● EXERCISE: Restate the complete material exactly.

● RECORD SET:
────────────────────

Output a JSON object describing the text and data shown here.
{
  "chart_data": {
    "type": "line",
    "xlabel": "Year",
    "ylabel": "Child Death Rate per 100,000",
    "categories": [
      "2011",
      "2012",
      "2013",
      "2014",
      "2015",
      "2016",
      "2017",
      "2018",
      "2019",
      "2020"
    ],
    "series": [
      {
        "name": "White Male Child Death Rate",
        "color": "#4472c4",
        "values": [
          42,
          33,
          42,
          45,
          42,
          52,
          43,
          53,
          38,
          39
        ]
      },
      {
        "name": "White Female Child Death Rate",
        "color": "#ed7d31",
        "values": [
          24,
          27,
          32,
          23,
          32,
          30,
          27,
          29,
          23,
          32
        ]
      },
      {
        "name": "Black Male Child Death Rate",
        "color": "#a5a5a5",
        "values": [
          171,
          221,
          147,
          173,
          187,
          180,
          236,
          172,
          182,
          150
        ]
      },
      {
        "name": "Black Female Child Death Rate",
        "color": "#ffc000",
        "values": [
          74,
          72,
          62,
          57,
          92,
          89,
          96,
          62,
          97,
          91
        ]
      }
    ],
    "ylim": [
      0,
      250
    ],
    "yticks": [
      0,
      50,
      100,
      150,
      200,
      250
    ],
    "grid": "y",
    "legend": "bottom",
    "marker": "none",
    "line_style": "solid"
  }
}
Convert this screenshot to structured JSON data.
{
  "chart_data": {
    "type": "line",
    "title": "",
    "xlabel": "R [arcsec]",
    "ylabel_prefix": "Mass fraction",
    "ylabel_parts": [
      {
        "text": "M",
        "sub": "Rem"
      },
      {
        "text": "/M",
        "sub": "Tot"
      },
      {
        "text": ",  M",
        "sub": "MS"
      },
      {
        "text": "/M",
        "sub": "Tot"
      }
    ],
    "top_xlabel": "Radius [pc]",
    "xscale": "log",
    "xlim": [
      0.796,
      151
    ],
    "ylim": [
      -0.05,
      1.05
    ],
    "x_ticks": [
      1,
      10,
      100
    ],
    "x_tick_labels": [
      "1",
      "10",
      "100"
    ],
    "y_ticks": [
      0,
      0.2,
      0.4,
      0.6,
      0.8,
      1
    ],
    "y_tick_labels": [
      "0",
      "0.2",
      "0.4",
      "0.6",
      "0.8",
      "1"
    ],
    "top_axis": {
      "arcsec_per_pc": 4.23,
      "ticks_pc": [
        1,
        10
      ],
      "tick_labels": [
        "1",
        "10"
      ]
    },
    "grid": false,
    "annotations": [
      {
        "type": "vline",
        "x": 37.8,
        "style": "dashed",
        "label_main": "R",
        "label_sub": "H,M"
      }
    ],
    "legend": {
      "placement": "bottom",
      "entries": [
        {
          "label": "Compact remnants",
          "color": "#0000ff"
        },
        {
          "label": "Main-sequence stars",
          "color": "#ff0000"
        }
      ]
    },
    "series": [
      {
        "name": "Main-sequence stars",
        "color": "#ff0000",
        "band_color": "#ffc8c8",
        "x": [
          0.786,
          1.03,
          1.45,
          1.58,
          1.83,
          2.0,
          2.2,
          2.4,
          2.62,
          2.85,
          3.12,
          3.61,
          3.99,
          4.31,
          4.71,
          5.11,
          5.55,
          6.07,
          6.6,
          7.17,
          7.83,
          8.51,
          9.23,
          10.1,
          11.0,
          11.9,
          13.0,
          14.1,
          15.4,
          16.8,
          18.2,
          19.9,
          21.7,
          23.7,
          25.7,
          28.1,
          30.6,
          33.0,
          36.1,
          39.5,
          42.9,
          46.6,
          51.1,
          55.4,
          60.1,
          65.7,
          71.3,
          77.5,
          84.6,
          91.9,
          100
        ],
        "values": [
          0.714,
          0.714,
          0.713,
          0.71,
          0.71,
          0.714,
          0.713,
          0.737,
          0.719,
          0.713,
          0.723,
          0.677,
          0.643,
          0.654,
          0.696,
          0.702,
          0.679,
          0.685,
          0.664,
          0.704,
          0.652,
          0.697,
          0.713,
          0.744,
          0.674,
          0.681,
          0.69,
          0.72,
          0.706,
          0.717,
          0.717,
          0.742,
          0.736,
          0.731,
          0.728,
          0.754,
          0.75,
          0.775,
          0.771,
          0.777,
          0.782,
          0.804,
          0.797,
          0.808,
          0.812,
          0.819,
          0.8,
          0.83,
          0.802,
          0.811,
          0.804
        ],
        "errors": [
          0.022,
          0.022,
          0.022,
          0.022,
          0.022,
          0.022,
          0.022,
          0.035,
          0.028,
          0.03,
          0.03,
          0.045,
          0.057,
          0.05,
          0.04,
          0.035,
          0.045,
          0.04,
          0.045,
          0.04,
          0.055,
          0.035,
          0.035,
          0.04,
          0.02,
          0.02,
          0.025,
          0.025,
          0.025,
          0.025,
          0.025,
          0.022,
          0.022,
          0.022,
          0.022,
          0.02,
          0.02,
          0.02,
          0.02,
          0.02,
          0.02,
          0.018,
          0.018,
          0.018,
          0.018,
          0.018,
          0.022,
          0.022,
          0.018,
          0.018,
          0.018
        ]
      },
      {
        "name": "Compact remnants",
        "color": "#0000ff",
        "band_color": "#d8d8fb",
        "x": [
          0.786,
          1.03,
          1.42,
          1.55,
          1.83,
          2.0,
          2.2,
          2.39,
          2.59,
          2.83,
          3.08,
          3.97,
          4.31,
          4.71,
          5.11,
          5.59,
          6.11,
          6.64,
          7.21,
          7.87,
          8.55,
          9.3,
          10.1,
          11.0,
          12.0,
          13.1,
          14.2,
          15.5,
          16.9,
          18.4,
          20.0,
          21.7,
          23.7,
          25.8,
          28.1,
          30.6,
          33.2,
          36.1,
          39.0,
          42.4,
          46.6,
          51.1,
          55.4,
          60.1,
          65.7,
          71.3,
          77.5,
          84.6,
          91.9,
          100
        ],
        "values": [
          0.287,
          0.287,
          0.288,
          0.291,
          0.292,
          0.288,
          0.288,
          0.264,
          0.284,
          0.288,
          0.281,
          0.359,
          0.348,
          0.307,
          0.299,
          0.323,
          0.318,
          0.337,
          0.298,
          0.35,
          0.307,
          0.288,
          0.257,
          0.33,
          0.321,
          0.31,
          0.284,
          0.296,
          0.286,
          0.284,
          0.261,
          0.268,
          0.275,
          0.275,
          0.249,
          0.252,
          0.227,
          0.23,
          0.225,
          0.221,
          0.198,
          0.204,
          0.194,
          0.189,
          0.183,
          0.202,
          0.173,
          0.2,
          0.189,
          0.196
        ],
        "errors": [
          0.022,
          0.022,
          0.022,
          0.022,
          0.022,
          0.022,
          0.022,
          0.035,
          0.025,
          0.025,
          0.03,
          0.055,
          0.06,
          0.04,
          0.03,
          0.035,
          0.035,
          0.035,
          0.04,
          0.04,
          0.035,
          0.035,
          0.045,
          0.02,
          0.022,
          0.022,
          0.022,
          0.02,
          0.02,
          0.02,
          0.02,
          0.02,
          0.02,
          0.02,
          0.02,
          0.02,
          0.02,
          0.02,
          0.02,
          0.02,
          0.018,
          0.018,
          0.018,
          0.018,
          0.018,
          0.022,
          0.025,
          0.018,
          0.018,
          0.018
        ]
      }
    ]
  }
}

────────────────────

● RESULT OF THIS TASK:
Output a JSON object describing the text and data shown here.
{
  "chart_data": {
    "type": "line",
    "xlabel": "Year",
    "ylabel": "Child Death Rate per 100,000",
    "categories": [
      "2011",
      "2012",
      "2013",
      "2014",
      "2015",
      "2016",
      "2017",
      "2018",
      "2019",
      "2020"
    ],
    "series": [
      {
        "name": "White Male Child Death Rate",
        "color": "#4472c4",
        "values": [
          42,
          33,
          42,
          45,
          42,
          52,
          43,
          53,
          38,
          39
        ]
      },
      {
        "name": "White Female Child Death Rate",
        "color": "#ed7d31",
        "values": [
          24,
          27,
          32,
          23,
          32,
          30,
          27,
          29,
          23,
          32
        ]
      },
      {
        "name": "Black Male Child Death Rate",
        "color": "#a5a5a5",
        "values": [
          171,
          221,
          147,
          173,
          187,
          180,
          236,
          172,
          182,
          150
        ]
      },
      {
        "name": "Black Female Child Death Rate",
        "color": "#ffc000",
        "values": [
          74,
          72,
          62,
          57,
          92,
          89,
          96,
          62,
          97,
          91
        ]
      }
    ],
    "ylim": [
      0,
      250
    ],
    "yticks": [
      0,
      50,
      100,
      150,
      200,
      250
    ],
    "grid": "y",
    "legend": "bottom",
    "marker": "none",
    "line_style": "solid"
  }
}
Convert this screenshot to structured JSON data.
{
  "chart_data": {
    "type": "line",
    "title": "",
    "xlabel": "R [arcsec]",
    "ylabel_prefix": "Mass fraction",
    "ylabel_parts": [
      {
        "text": "M",
        "sub": "Rem"
      },
      {
        "text": "/M",
        "sub": "Tot"
      },
      {
        "text": ",  M",
        "sub": "MS"
      },
      {
        "text": "/M",
        "sub": "Tot"
      }
    ],
    "top_xlabel": "Radius [pc]",
    "xscale": "log",
    "xlim": [
      0.796,
      151
    ],
    "ylim": [
      -0.05,
      1.05
    ],
    "x_ticks": [
      1,
      10,
      100
    ],
    "x_tick_labels": [
      "1",
      "10",
      "100"
    ],
    "y_ticks": [
      0,
      0.2,
      0.4,
      0.6,
      0.8,
      1
    ],
    "y_tick_labels": [
      "0",
      "0.2",
      "0.4",
      "0.6",
      "0.8",
      "1"
    ],
    "top_axis": {
      "arcsec_per_pc": 4.23,
      "ticks_pc": [
        1,
        10
      ],
      "tick_labels": [
        "1",
        "10"
      ]
    },
    "grid": false,
    "annotations": [
      {
        "type": "vline",
        "x": 37.8,
        "style": "dashed",
        "label_main": "R",
        "label_sub": "H,M"
      }
    ],
    "legend": {
      "placement": "bottom",
      "entries": [
        {
          "label": "Compact remnants",
          "color": "#0000ff"
        },
        {
          "label": "Main-sequence stars",
          "color": "#ff0000"
        }
      ]
    },
    "series": [
      {
        "name": "Main-sequence stars",
        "color": "#ff0000",
        "band_color": "#ffc8c8",
        "x": [
          0.786,
          1.03,
          1.45,
          1.58,
          1.83,
          2.0,
          2.2,
          2.4,
          2.62,
          2.85,
          3.12,
          3.61,
          3.99,
          4.31,
          4.71,
          5.11,
          5.55,
          6.07,
          6.6,
          7.17,
          7.83,
          8.51,
          9.23,
          10.1,
          11.0,
          11.9,
          13.0,
          14.1,
          15.4,
          16.8,
          18.2,
          19.9,
          21.7,
          23.7,
          25.7,
          28.1,
          30.6,
          33.0,
          36.1,
          39.5,
          42.9,
          46.6,
          51.1,
          55.4,
          60.1,
          65.7,
          71.3,
          77.5,
          84.6,
          91.9,
          100
        ],
        "values": [
          0.714,
          0.714,
          0.713,
          0.71,
          0.71,
          0.714,
          0.713,
          0.737,
          0.719,
          0.713,
          0.723,
          0.677,
          0.643,
          0.654,
          0.696,
          0.702,
          0.679,
          0.685,
          0.664,
          0.704,
          0.652,
          0.697,
          0.713,
          0.744,
          0.674,
          0.681,
          0.69,
          0.72,
          0.706,
          0.717,
          0.717,
          0.742,
          0.736,
          0.731,
          0.728,
          0.754,
          0.75,
          0.775,
          0.771,
          0.777,
          0.782,
          0.804,
          0.797,
          0.808,
          0.812,
          0.819,
          0.8,
          0.83,
          0.802,
          0.811,
          0.804
        ],
        "errors": [
          0.022,
          0.022,
          0.022,
          0.022,
          0.022,
          0.022,
          0.022,
          0.035,
          0.028,
          0.03,
          0.03,
          0.045,
          0.057,
          0.05,
          0.04,
          0.035,
          0.045,
          0.04,
          0.045,
          0.04,
          0.055,
          0.035,
          0.035,
          0.04,
          0.02,
          0.02,
          0.025,
          0.025,
          0.025,
          0.025,
          0.025,
          0.022,
          0.022,
          0.022,
          0.022,
          0.02,
          0.02,
          0.02,
          0.02,
          0.02,
          0.02,
          0.018,
          0.018,
          0.018,
          0.018,
          0.018,
          0.022,
          0.022,
          0.018,
          0.018,
          0.018
        ]
      },
      {
        "name": "Compact remnants",
        "color": "#0000ff",
        "band_color": "#d8d8fb",
        "x": [
          0.786,
          1.03,
          1.42,
          1.55,
          1.83,
          2.0,
          2.2,
          2.39,
          2.59,
          2.83,
          3.08,
          3.97,
          4.31,
          4.71,
          5.11,
          5.59,
          6.11,
          6.64,
          7.21,
          7.87,
          8.55,
          9.3,
          10.1,
          11.0,
          12.0,
          13.1,
          14.2,
          15.5,
          16.9,
          18.4,
          20.0,
          21.7,
          23.7,
          25.8,
          28.1,
          30.6,
          33.2,
          36.1,
          39.0,
          42.4,
          46.6,
          51.1,
          55.4,
          60.1,
          65.7,
          71.3,
          77.5,
          84.6,
          91.9,
          100
        ],
        "values": [
          0.287,
          0.287,
          0.288,
          0.291,
          0.292,
          0.288,
          0.288,
          0.264,
          0.284,
          0.288,
          0.281,
          0.359,
          0.348,
          0.307,
          0.299,
          0.323,
          0.318,
          0.337,
          0.298,
          0.35,
          0.307,
          0.288,
          0.257,
          0.33,
          0.321,
          0.31,
          0.284,
          0.296,
          0.286,
          0.284,
          0.261,
          0.268,
          0.275,
          0.275,
          0.249,
          0.252,
          0.227,
          0.23,
          0.225,
          0.221,
          0.198,
          0.204,
          0.194,
          0.189,
          0.183,
          0.202,
          0.173,
          0.2,
          0.189,
          0.196
        ],
        "errors": [
          0.022,
          0.022,
          0.022,
          0.022,
          0.022,
          0.022,
          0.022,
          0.035,
          0.025,
          0.025,
          0.03,
          0.055,
          0.06,
          0.04,
          0.03,
          0.035,
          0.035,
          0.035,
          0.04,
          0.04,
          0.035,
          0.035,
          0.045,
          0.02,
          0.022,
          0.022,
          0.022,
          0.02,
          0.02,
          0.02,
          0.02,
          0.02,
          0.02,
          0.02,
          0.02,
          0.02,
          0.02,
          0.02,
          0.02,
          0.02,
          0.018,
          0.018,
          0.018,
          0.018,
          0.018,
          0.022,
          0.025,
          0.018,
          0.018,
          0.018
        ]
      }
    ]
  }
}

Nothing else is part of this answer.